(Collected data entries)
+++++
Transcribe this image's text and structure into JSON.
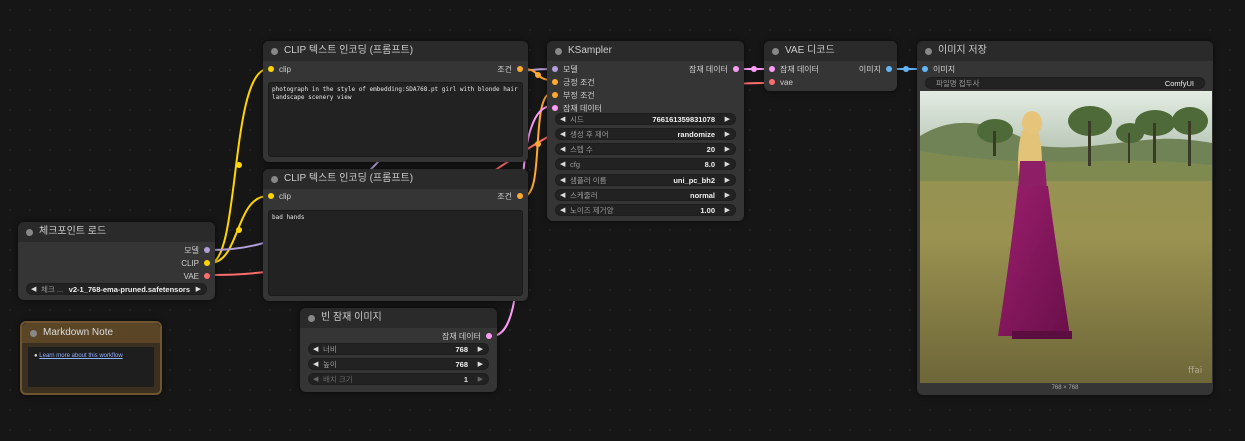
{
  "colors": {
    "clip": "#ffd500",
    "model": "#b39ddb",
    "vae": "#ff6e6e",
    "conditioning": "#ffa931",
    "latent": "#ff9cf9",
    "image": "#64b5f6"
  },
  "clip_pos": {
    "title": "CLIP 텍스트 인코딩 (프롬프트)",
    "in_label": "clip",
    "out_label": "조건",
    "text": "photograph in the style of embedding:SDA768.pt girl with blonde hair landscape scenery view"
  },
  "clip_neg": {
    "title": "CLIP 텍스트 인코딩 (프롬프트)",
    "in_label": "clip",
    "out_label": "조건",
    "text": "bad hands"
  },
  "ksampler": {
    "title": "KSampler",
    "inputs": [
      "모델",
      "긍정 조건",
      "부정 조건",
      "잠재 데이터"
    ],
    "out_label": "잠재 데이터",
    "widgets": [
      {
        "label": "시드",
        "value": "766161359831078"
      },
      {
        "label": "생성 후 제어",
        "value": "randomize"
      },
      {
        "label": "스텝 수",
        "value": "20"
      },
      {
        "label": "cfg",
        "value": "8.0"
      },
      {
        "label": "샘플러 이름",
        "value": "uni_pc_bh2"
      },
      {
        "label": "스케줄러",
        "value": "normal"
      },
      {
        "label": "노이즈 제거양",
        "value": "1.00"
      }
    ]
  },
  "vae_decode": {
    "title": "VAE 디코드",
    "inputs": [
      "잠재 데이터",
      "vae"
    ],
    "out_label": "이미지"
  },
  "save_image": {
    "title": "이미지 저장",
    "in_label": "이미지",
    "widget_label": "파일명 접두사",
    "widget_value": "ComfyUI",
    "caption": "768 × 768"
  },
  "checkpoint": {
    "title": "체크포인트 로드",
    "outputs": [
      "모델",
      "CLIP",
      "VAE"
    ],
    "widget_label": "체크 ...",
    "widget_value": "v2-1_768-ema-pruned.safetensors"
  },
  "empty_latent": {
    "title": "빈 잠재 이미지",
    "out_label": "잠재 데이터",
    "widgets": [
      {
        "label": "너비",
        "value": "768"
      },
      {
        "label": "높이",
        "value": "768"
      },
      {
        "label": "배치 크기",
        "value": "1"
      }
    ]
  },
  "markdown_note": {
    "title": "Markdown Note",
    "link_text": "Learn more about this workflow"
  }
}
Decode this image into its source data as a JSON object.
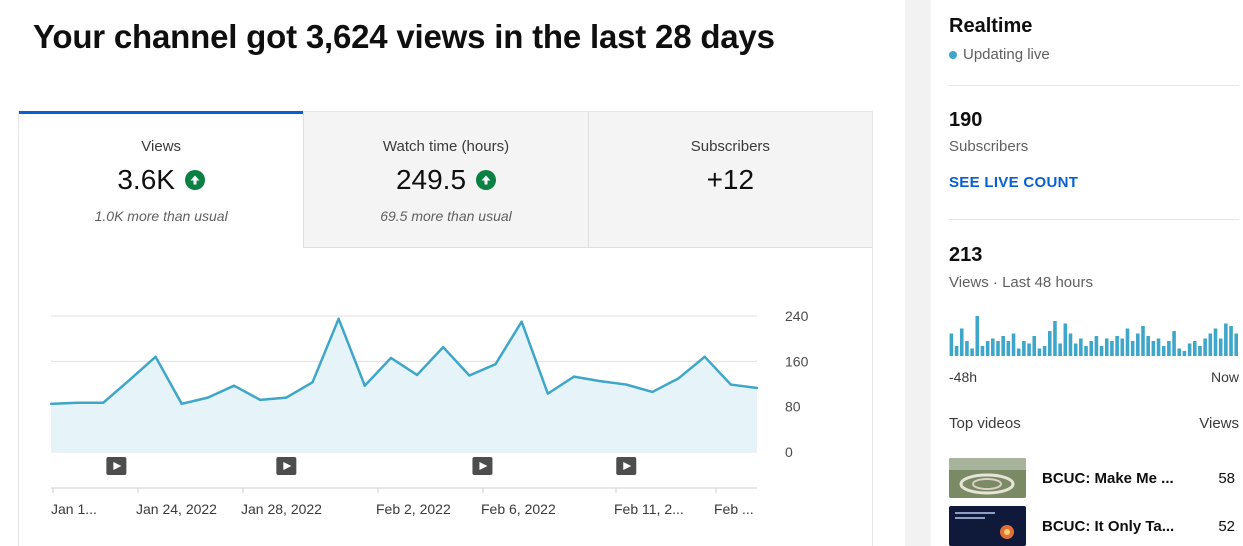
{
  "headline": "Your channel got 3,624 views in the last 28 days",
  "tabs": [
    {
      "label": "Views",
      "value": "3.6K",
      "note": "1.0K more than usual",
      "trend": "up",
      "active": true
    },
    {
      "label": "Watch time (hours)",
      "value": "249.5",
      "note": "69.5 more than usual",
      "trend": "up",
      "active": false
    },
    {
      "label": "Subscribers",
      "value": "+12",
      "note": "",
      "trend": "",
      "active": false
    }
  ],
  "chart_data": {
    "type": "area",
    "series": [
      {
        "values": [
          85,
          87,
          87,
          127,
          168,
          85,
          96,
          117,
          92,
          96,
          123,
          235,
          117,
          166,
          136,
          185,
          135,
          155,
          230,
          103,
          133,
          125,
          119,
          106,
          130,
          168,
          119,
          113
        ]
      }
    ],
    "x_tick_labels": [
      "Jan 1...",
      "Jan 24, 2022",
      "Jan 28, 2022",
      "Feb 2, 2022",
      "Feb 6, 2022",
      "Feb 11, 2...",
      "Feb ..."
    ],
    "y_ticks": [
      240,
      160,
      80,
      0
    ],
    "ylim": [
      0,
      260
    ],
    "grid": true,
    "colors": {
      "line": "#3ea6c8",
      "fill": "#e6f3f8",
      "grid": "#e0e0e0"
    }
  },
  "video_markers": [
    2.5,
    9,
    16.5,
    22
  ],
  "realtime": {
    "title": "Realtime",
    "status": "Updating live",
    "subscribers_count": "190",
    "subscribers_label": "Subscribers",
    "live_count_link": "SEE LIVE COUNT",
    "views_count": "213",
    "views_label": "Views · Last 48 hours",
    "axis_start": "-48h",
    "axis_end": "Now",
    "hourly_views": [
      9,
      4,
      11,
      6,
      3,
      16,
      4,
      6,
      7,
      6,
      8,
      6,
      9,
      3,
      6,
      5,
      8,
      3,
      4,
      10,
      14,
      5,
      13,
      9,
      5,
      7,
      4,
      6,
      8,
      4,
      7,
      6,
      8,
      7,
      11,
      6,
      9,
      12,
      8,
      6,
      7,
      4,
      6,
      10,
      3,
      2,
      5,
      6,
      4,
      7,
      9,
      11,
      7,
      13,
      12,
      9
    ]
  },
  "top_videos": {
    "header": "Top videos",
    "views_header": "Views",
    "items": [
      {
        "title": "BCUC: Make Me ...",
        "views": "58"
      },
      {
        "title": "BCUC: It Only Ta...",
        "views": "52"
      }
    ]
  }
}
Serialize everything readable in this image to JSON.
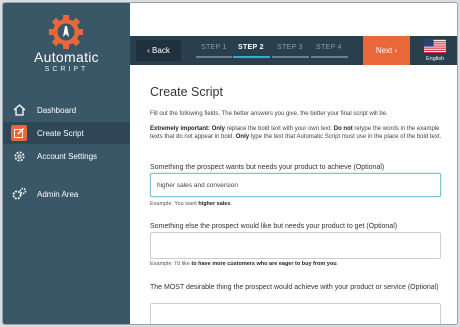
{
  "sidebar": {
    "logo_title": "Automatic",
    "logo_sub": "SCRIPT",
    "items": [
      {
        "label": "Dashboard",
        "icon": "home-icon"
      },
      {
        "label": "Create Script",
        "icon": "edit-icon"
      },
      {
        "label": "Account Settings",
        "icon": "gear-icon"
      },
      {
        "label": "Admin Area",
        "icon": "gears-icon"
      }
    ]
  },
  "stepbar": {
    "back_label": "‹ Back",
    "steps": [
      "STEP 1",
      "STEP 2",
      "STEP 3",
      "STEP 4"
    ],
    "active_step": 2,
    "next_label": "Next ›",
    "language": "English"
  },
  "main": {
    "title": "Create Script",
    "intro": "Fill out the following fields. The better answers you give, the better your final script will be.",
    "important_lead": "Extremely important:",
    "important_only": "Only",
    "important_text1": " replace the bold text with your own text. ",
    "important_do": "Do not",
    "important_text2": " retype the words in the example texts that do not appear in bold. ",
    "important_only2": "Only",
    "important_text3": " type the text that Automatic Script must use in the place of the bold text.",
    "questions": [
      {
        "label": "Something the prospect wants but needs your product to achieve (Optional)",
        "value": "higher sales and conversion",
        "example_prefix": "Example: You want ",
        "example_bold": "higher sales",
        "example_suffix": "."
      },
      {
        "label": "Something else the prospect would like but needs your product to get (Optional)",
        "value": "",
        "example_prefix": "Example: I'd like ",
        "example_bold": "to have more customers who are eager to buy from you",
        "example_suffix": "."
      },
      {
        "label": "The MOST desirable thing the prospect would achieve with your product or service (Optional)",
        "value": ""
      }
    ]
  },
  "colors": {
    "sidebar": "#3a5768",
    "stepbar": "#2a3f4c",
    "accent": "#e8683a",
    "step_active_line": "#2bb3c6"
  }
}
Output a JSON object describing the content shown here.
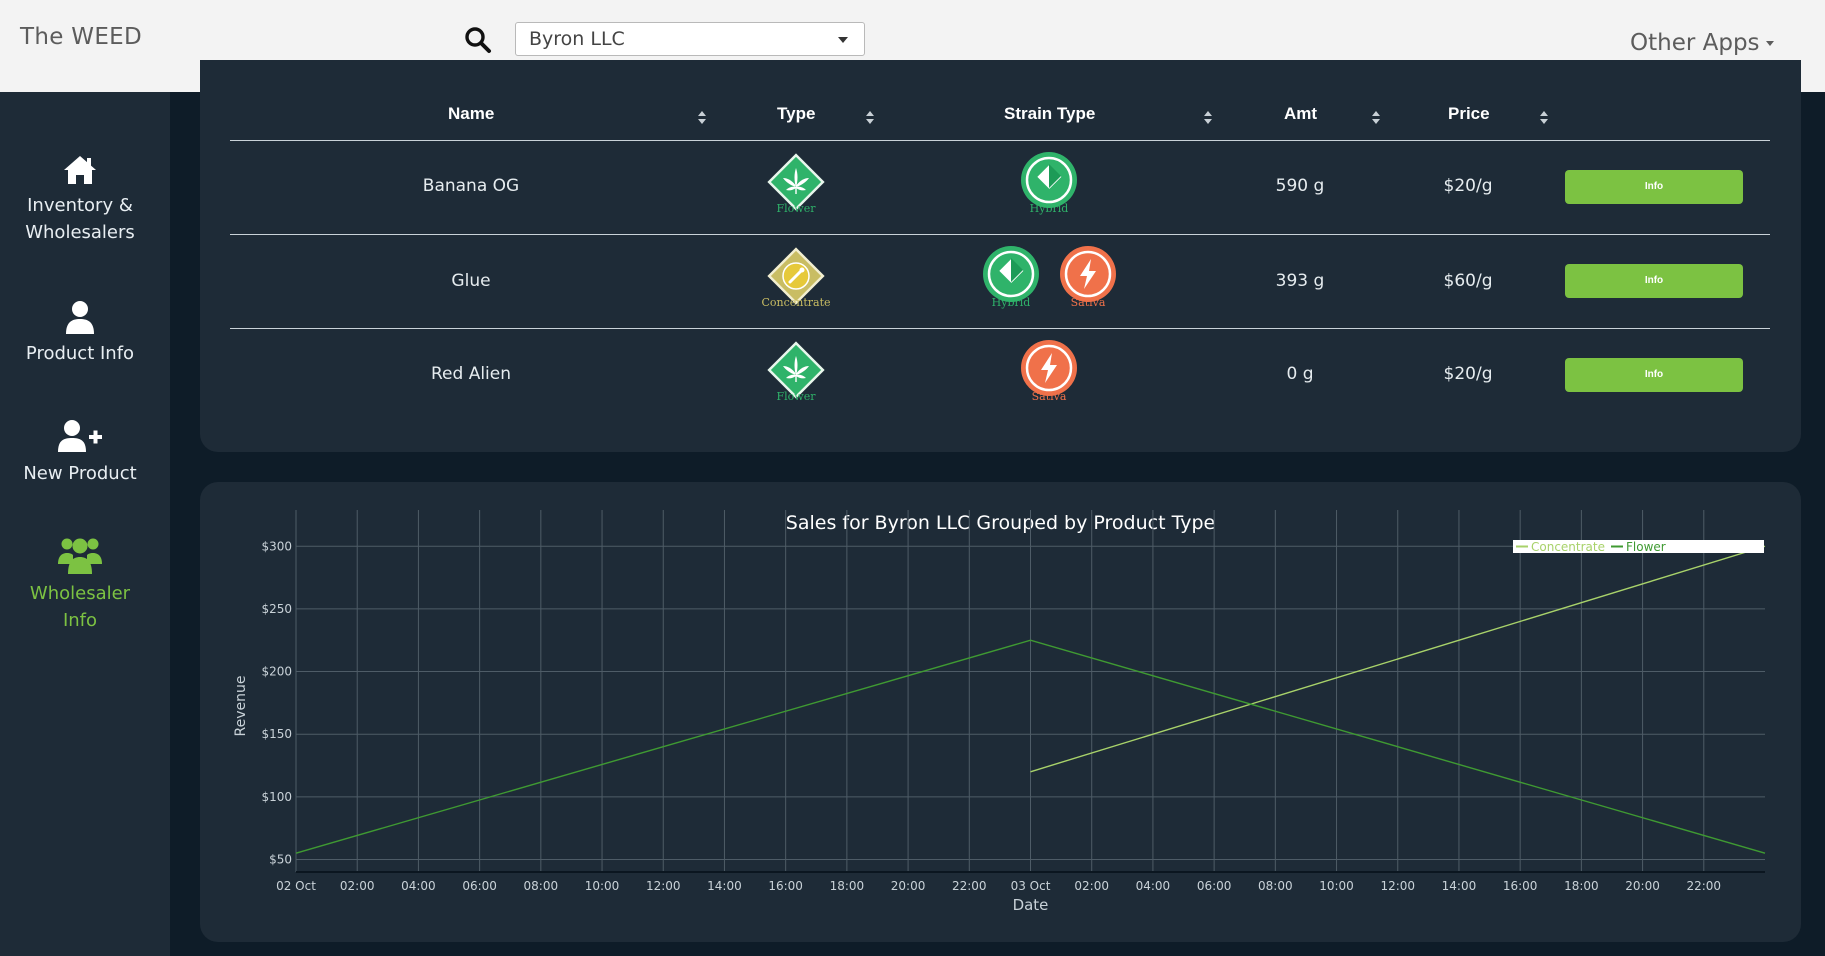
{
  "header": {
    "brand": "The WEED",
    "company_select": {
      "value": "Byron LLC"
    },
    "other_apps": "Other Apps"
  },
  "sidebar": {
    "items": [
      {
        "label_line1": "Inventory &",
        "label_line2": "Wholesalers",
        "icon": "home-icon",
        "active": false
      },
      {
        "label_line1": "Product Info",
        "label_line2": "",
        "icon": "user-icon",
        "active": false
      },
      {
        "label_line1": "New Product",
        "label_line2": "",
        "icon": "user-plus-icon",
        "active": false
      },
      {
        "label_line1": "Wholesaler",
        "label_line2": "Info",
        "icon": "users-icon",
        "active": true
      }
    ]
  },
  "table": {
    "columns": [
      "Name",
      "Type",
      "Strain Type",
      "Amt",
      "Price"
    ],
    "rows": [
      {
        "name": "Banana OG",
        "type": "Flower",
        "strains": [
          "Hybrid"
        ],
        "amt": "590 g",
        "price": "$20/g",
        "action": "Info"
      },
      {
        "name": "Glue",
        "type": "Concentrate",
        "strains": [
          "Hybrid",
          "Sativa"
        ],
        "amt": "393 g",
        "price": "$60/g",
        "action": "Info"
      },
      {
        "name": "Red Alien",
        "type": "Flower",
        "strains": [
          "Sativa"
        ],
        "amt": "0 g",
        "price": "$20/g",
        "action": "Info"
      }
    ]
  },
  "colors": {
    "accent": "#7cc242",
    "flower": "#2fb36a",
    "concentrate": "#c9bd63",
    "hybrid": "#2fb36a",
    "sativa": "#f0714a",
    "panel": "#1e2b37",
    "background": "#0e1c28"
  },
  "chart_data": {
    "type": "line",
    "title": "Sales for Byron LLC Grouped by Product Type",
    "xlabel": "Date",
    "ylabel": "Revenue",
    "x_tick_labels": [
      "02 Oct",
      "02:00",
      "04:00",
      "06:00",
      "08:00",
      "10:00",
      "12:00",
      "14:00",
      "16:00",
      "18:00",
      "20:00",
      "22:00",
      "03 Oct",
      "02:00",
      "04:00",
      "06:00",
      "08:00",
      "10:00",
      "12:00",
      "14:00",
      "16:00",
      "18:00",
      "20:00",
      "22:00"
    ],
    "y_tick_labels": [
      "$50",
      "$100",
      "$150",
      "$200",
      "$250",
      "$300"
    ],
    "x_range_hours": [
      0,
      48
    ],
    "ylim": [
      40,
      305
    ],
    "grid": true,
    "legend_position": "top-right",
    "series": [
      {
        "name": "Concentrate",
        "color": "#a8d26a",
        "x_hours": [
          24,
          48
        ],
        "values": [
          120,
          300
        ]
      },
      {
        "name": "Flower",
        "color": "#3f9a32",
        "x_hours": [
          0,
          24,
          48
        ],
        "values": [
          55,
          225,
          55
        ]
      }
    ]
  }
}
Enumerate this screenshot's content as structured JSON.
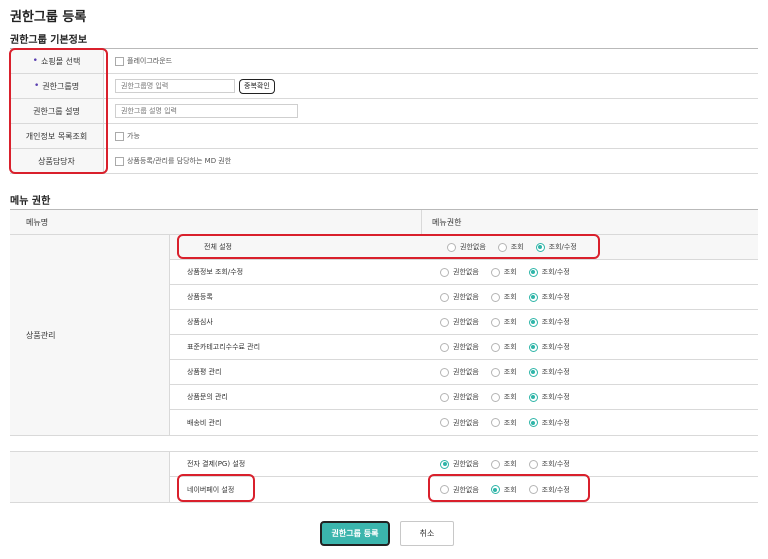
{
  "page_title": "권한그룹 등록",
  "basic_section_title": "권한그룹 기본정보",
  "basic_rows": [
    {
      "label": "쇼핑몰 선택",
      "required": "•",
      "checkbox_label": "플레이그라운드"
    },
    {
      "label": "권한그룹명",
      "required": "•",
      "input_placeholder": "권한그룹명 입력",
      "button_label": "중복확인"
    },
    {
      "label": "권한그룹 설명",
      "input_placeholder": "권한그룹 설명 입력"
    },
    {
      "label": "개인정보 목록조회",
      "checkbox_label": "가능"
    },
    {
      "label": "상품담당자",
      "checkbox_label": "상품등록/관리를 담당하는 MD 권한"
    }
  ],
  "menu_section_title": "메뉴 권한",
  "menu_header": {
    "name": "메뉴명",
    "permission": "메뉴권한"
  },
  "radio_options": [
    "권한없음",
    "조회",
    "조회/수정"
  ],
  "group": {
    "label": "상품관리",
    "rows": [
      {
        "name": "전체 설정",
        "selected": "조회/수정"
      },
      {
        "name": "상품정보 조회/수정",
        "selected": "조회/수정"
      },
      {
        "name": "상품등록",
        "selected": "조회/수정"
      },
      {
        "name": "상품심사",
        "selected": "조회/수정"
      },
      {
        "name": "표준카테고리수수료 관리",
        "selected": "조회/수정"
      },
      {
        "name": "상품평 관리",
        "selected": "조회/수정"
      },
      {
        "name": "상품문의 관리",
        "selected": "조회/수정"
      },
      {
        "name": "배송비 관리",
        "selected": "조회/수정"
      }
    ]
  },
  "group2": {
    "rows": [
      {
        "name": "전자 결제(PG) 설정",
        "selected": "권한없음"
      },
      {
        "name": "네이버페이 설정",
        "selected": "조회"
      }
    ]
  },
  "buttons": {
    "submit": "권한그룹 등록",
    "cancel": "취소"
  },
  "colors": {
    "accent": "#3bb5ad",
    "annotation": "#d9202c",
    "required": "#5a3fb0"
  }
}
+++++
Written request
Report only the number of lines in the records that include the word "like".

Answer for this exercise
2